begin RAW DATA
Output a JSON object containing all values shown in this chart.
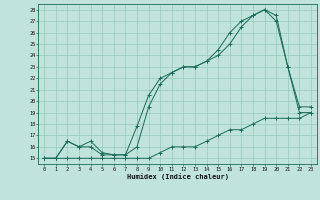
{
  "xlabel": "Humidex (Indice chaleur)",
  "bg_color": "#c0e4dc",
  "line_color": "#1a6b5a",
  "grid_color": "#98c8be",
  "xlim": [
    -0.5,
    23.5
  ],
  "ylim": [
    14.5,
    28.5
  ],
  "xticks": [
    0,
    1,
    2,
    3,
    4,
    5,
    6,
    7,
    8,
    9,
    10,
    11,
    12,
    13,
    14,
    15,
    16,
    17,
    18,
    19,
    20,
    21,
    22,
    23
  ],
  "yticks": [
    15,
    16,
    17,
    18,
    19,
    20,
    21,
    22,
    23,
    24,
    25,
    26,
    27,
    28
  ],
  "line1_x": [
    0,
    1,
    2,
    3,
    4,
    5,
    6,
    7,
    8,
    9,
    10,
    11,
    12,
    13,
    14,
    15,
    16,
    17,
    18,
    19,
    20,
    21,
    22,
    23
  ],
  "line1_y": [
    15,
    15,
    16.5,
    16,
    16.5,
    15.5,
    15.3,
    15.3,
    17.8,
    20.5,
    22,
    22.5,
    23,
    23,
    23.5,
    24,
    25,
    26.5,
    27.5,
    28,
    27.5,
    23,
    19,
    19
  ],
  "line2_x": [
    0,
    1,
    2,
    3,
    4,
    5,
    6,
    7,
    8,
    9,
    10,
    11,
    12,
    13,
    14,
    15,
    16,
    17,
    18,
    19,
    20,
    21,
    22,
    23
  ],
  "line2_y": [
    15,
    15,
    16.5,
    16,
    16,
    15.3,
    15.3,
    15.3,
    16,
    19.5,
    21.5,
    22.5,
    23,
    23,
    23.5,
    24.5,
    26,
    27,
    27.5,
    28,
    27,
    23,
    19.5,
    19.5
  ],
  "line3_x": [
    0,
    1,
    2,
    3,
    4,
    5,
    6,
    7,
    8,
    9,
    10,
    11,
    12,
    13,
    14,
    15,
    16,
    17,
    18,
    19,
    20,
    21,
    22,
    23
  ],
  "line3_y": [
    15,
    15,
    15,
    15,
    15,
    15,
    15,
    15,
    15,
    15,
    15.5,
    16,
    16,
    16,
    16.5,
    17,
    17.5,
    17.5,
    18,
    18.5,
    18.5,
    18.5,
    18.5,
    19
  ]
}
end RAW DATA
## PROMPT
Copy the listing in full and without alteration, omitting every picture.

## SOLUTION
Output a JSON object containing all values shown in this chart.
{
  "xlabel": "Humidex (Indice chaleur)",
  "bg_color": "#c0e4dc",
  "line_color": "#1a6b5a",
  "grid_color": "#98c8be",
  "xlim": [
    -0.5,
    23.5
  ],
  "ylim": [
    14.5,
    28.5
  ],
  "xticks": [
    0,
    1,
    2,
    3,
    4,
    5,
    6,
    7,
    8,
    9,
    10,
    11,
    12,
    13,
    14,
    15,
    16,
    17,
    18,
    19,
    20,
    21,
    22,
    23
  ],
  "yticks": [
    15,
    16,
    17,
    18,
    19,
    20,
    21,
    22,
    23,
    24,
    25,
    26,
    27,
    28
  ],
  "line1_x": [
    0,
    1,
    2,
    3,
    4,
    5,
    6,
    7,
    8,
    9,
    10,
    11,
    12,
    13,
    14,
    15,
    16,
    17,
    18,
    19,
    20,
    21,
    22,
    23
  ],
  "line1_y": [
    15,
    15,
    16.5,
    16,
    16.5,
    15.5,
    15.3,
    15.3,
    17.8,
    20.5,
    22,
    22.5,
    23,
    23,
    23.5,
    24,
    25,
    26.5,
    27.5,
    28,
    27.5,
    23,
    19,
    19
  ],
  "line2_x": [
    0,
    1,
    2,
    3,
    4,
    5,
    6,
    7,
    8,
    9,
    10,
    11,
    12,
    13,
    14,
    15,
    16,
    17,
    18,
    19,
    20,
    21,
    22,
    23
  ],
  "line2_y": [
    15,
    15,
    16.5,
    16,
    16,
    15.3,
    15.3,
    15.3,
    16,
    19.5,
    21.5,
    22.5,
    23,
    23,
    23.5,
    24.5,
    26,
    27,
    27.5,
    28,
    27,
    23,
    19.5,
    19.5
  ],
  "line3_x": [
    0,
    1,
    2,
    3,
    4,
    5,
    6,
    7,
    8,
    9,
    10,
    11,
    12,
    13,
    14,
    15,
    16,
    17,
    18,
    19,
    20,
    21,
    22,
    23
  ],
  "line3_y": [
    15,
    15,
    15,
    15,
    15,
    15,
    15,
    15,
    15,
    15,
    15.5,
    16,
    16,
    16,
    16.5,
    17,
    17.5,
    17.5,
    18,
    18.5,
    18.5,
    18.5,
    18.5,
    19
  ]
}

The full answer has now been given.